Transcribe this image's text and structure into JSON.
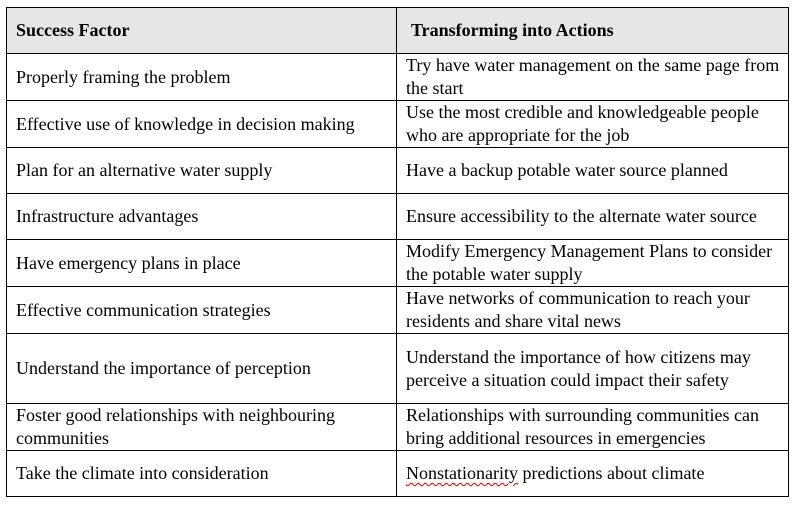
{
  "table": {
    "headers": [
      "Success Factor",
      "Transforming into Actions"
    ],
    "rows": [
      {
        "factor": "Properly framing the problem",
        "action": "Try have water management on the same page from the start"
      },
      {
        "factor": "Effective use of knowledge in decision making",
        "action": "Use the most credible and knowledgeable people who are appropriate for the job"
      },
      {
        "factor": "Plan for an alternative water supply",
        "action": "Have a backup potable water source planned"
      },
      {
        "factor": "Infrastructure advantages",
        "action": "Ensure accessibility to the alternate water source"
      },
      {
        "factor": "Have emergency plans in place",
        "action": "Modify Emergency Management Plans to consider the potable water supply"
      },
      {
        "factor": "Effective communication strategies",
        "action": "Have networks of communication to reach your residents and share vital news"
      },
      {
        "factor": "Understand the importance of perception",
        "action": "Understand the importance of how citizens may perceive a situation could impact their safety"
      },
      {
        "factor": "Foster good relationships with neighbouring communities",
        "action": "Relationships with surrounding communities can bring additional resources in emergencies"
      },
      {
        "factor": "Take the climate into consideration",
        "action_flagged_word": "Nonstationarity",
        "action_rest": " predictions about climate"
      }
    ]
  },
  "colors": {
    "header_background": "#e7e6e6",
    "border": "#000000",
    "spellcheck_underline": "#d00000"
  }
}
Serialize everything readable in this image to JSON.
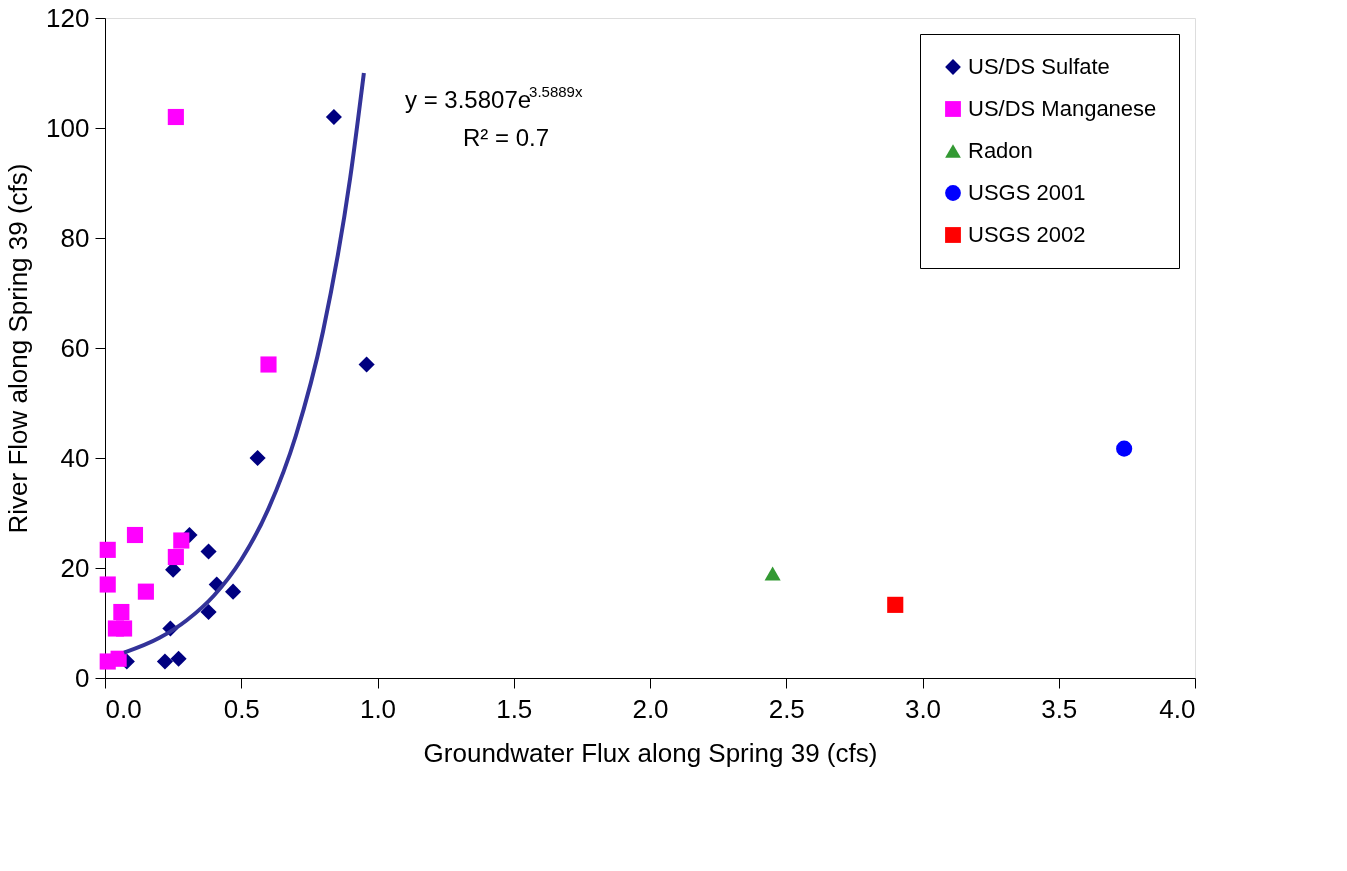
{
  "chart_data": {
    "type": "scatter",
    "xlabel": "Groundwater Flux along Spring 39 (cfs)",
    "ylabel": "River Flow along Spring 39 (cfs)",
    "xlim": [
      0,
      4
    ],
    "ylim": [
      0,
      120
    ],
    "xticks": [
      {
        "value": 0,
        "label": "0.0"
      },
      {
        "value": 0.5,
        "label": "0.5"
      },
      {
        "value": 1,
        "label": "1.0"
      },
      {
        "value": 1.5,
        "label": "1.5"
      },
      {
        "value": 2,
        "label": "2.0"
      },
      {
        "value": 2.5,
        "label": "2.5"
      },
      {
        "value": 3,
        "label": "3.0"
      },
      {
        "value": 3.5,
        "label": "3.5"
      },
      {
        "value": 4,
        "label": "4.0"
      }
    ],
    "yticks": [
      0,
      20,
      40,
      60,
      80,
      100,
      120
    ],
    "grid": false,
    "legend": "top right",
    "annotations": [
      "y = 3.5807e$^{3.5889x}$",
      "R² = 0.7"
    ],
    "series": [
      {
        "name": "US/DS Sulfate",
        "color": "#000080",
        "marker": "diamond",
        "x": [
          0.84,
          0.96,
          0.56,
          0.31,
          0.38,
          0.25,
          0.41,
          0.47,
          0.38,
          0.24,
          0.22,
          0.27,
          0.08
        ],
        "values": [
          102,
          57,
          40,
          26,
          23,
          19.7,
          17,
          15.7,
          12,
          9,
          3,
          3.5,
          3
        ]
      },
      {
        "name": "US/DS Manganese",
        "color": "#ff00ff",
        "marker": "square",
        "x": [
          0.26,
          0.6,
          0.01,
          0.11,
          0.28,
          0.26,
          0.01,
          0.15,
          0.06,
          0.04,
          0.07,
          0.01,
          0.05
        ],
        "values": [
          102,
          57,
          23.3,
          26,
          25,
          22,
          17,
          15.7,
          12,
          9,
          9,
          3,
          3.5
        ]
      },
      {
        "name": "Radon",
        "color": "#339933",
        "marker": "triangle",
        "x": [
          2.45
        ],
        "values": [
          19
        ]
      },
      {
        "name": "USGS 2001",
        "color": "#0000ff",
        "marker": "circle",
        "x": [
          3.74
        ],
        "values": [
          41.7
        ]
      },
      {
        "name": "USGS 2002",
        "color": "#ff0000",
        "marker": "square",
        "x": [
          2.9
        ],
        "values": [
          13.3
        ]
      },
      {
        "type": "line",
        "color": "#333399",
        "line_style": "solid",
        "x": [
          0.07,
          0.2,
          0.3,
          0.4,
          0.5,
          0.6,
          0.7,
          0.8,
          0.9,
          0.95
        ],
        "values": [
          4.6,
          7.3,
          10.5,
          15,
          21.5,
          30.8,
          44,
          63,
          91,
          110
        ]
      }
    ]
  }
}
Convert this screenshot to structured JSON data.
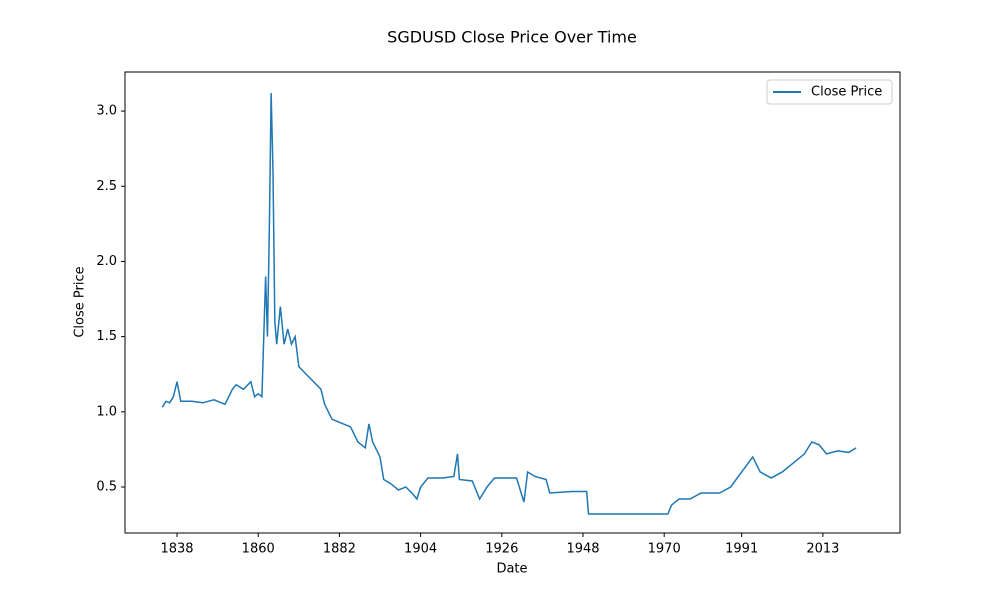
{
  "chart_data": {
    "type": "line",
    "title": "SGDUSD Close Price Over Time",
    "x_label": "Date",
    "y_label": "Close Price",
    "x": [
      1834,
      1835,
      1836,
      1837,
      1838,
      1839,
      1842,
      1845,
      1848,
      1851,
      1853,
      1854,
      1856,
      1858,
      1859,
      1860,
      1861,
      1862,
      1862.5,
      1863,
      1863.5,
      1864,
      1864.5,
      1865,
      1866,
      1867,
      1868,
      1869,
      1870,
      1871,
      1873,
      1875,
      1877,
      1878,
      1880,
      1882,
      1885,
      1887,
      1889,
      1890,
      1891,
      1893,
      1894,
      1896,
      1898,
      1900,
      1902,
      1903,
      1904,
      1906,
      1910,
      1913,
      1914,
      1914.5,
      1918,
      1920,
      1922,
      1924,
      1930,
      1932,
      1933,
      1935,
      1938,
      1939,
      1945,
      1949,
      1949.5,
      1960,
      1971,
      1972,
      1974,
      1977,
      1980,
      1985,
      1988,
      1991,
      1994,
      1996,
      1999,
      2002,
      2005,
      2008,
      2010,
      2012,
      2014,
      2017,
      2020,
      2022
    ],
    "series": [
      {
        "name": "Close Price",
        "color": "#1f77b4",
        "values": [
          1.03,
          1.07,
          1.06,
          1.1,
          1.2,
          1.07,
          1.07,
          1.06,
          1.08,
          1.05,
          1.15,
          1.18,
          1.15,
          1.2,
          1.1,
          1.12,
          1.1,
          1.9,
          1.5,
          2.2,
          3.12,
          2.6,
          1.6,
          1.45,
          1.7,
          1.45,
          1.55,
          1.45,
          1.5,
          1.3,
          1.25,
          1.2,
          1.15,
          1.05,
          0.95,
          0.93,
          0.9,
          0.8,
          0.76,
          0.92,
          0.8,
          0.7,
          0.55,
          0.52,
          0.48,
          0.5,
          0.45,
          0.42,
          0.5,
          0.56,
          0.56,
          0.57,
          0.72,
          0.55,
          0.54,
          0.42,
          0.5,
          0.56,
          0.56,
          0.4,
          0.6,
          0.57,
          0.55,
          0.46,
          0.47,
          0.47,
          0.32,
          0.32,
          0.32,
          0.38,
          0.42,
          0.42,
          0.46,
          0.46,
          0.5,
          0.6,
          0.7,
          0.6,
          0.56,
          0.6,
          0.66,
          0.72,
          0.8,
          0.78,
          0.72,
          0.74,
          0.73,
          0.76
        ]
      }
    ],
    "xlim": [
      1823.9,
      2033.9
    ],
    "xticks": [
      1838,
      1860,
      1882,
      1904,
      1926,
      1948,
      1970,
      1991,
      2013
    ],
    "ylim": [
      0.194,
      3.26
    ],
    "yticks": [
      0.5,
      {
        "value": 1.0,
        "label": "1.0"
      },
      1.5,
      {
        "value": 2.0,
        "label": "2.0"
      },
      2.5,
      {
        "value": 3.0,
        "label": "3.0"
      }
    ],
    "legend": "upper right"
  }
}
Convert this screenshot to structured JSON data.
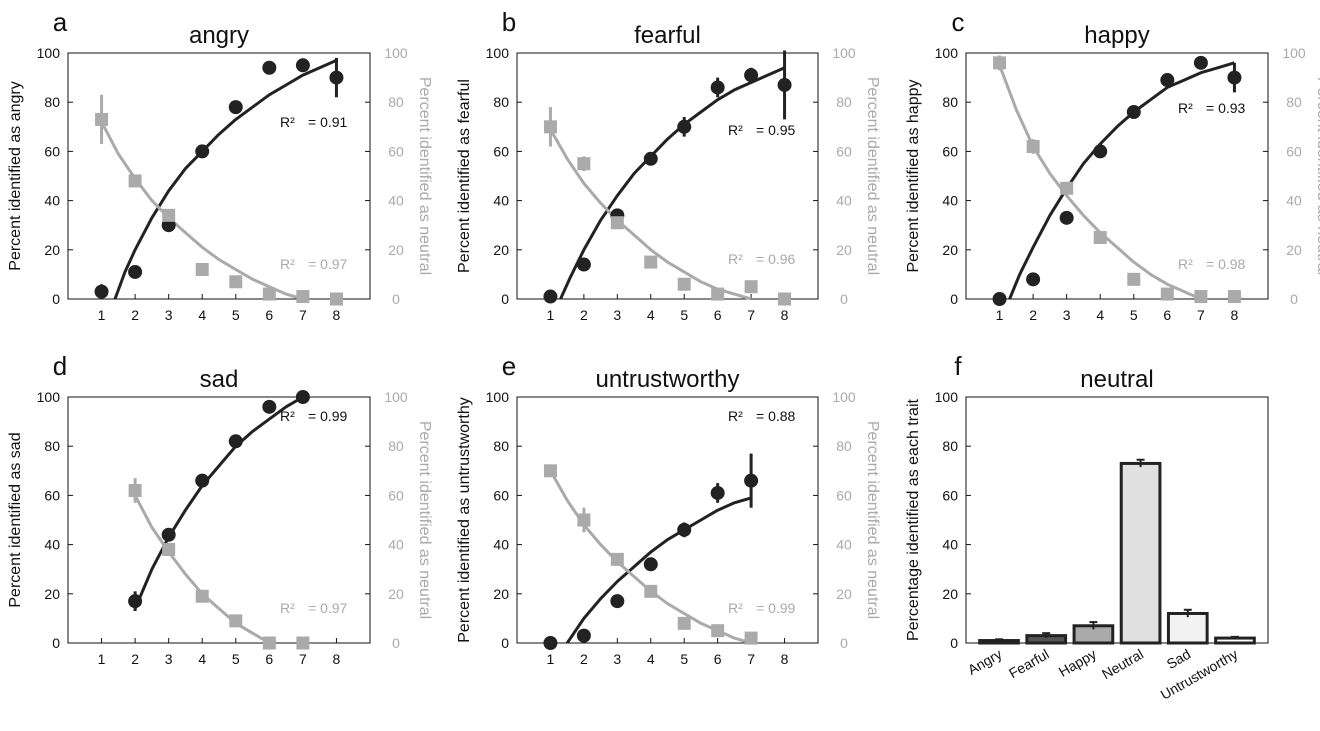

**What you will do**.
Go through the records above, find every line with the word "potable", and list those lines.

**Answer to the task**.
        "action": "Have a backup potable water source planned"
        "action": "Modify Emergency Management Plans to consider the potable water supply"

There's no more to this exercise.